____ Given information

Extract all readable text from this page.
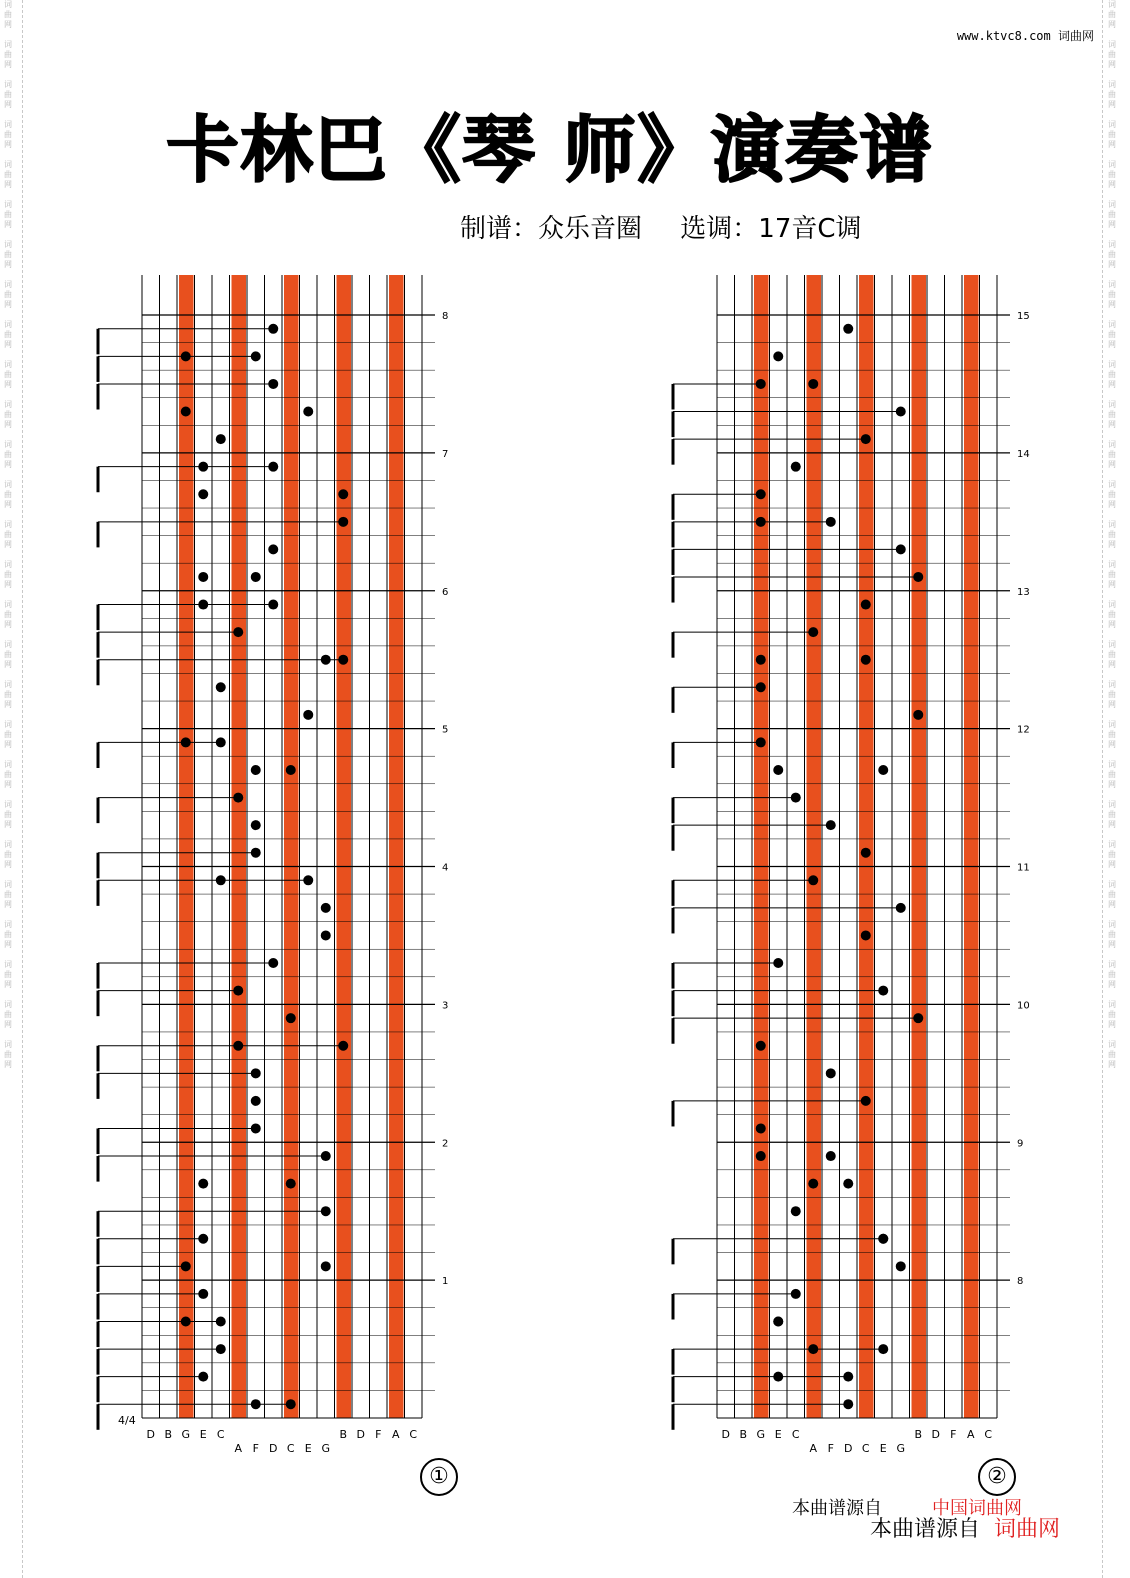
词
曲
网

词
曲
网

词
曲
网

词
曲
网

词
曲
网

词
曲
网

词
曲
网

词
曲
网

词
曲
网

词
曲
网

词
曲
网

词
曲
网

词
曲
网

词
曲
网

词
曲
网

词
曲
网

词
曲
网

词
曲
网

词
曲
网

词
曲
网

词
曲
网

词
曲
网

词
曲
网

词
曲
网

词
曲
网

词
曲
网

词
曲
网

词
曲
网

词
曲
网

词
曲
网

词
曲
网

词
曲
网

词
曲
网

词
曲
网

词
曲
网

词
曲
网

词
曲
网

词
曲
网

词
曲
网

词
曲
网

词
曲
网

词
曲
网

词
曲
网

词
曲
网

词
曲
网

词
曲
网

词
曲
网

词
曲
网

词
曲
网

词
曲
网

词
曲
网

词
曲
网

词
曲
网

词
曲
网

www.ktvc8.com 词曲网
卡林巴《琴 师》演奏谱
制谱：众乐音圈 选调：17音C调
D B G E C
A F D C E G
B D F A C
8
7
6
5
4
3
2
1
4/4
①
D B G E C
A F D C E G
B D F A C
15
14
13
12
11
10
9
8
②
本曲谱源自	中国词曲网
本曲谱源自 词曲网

________

**Short exercise:** Transcribe the listing in full and omit the pictures.

**Result for this exercise:**
Extract all readable text from this page.
词
曲
网

词
曲
网

词
曲
网

词
曲
网

词
曲
网

词
曲
网

词
曲
网

词
曲
网

词
曲
网

词
曲
网

词
曲
网

词
曲
网

词
曲
网

词
曲
网

词
曲
网

词
曲
网

词
曲
网

词
曲
网

词
曲
网

词
曲
网

词
曲
网

词
曲
网

词
曲
网

词
曲
网

词
曲
网

词
曲
网

词
曲
网

词
曲
网

词
曲
网

词
曲
网

词
曲
网

词
曲
网

词
曲
网

词
曲
网

词
曲
网

词
曲
网

词
曲
网

词
曲
网

词
曲
网

词
曲
网

词
曲
网

词
曲
网

词
曲
网

词
曲
网

词
曲
网

词
曲
网

词
曲
网

词
曲
网

词
曲
网

词
曲
网

词
曲
网

词
曲
网

词
曲
网

词
曲
网

www.ktvc8.com 词曲网
卡林巴《琴 师》演奏谱
制谱：众乐音圈 选调：17音C调
D B G E C
A F D C E G
B D F A C
8
7
6
5
4
3
2
1
4/4
①
D B G E C
A F D C E G
B D F A C
15
14
13
12
11
10
9
8
②
本曲谱源自	中国词曲网
本曲谱源自 词曲网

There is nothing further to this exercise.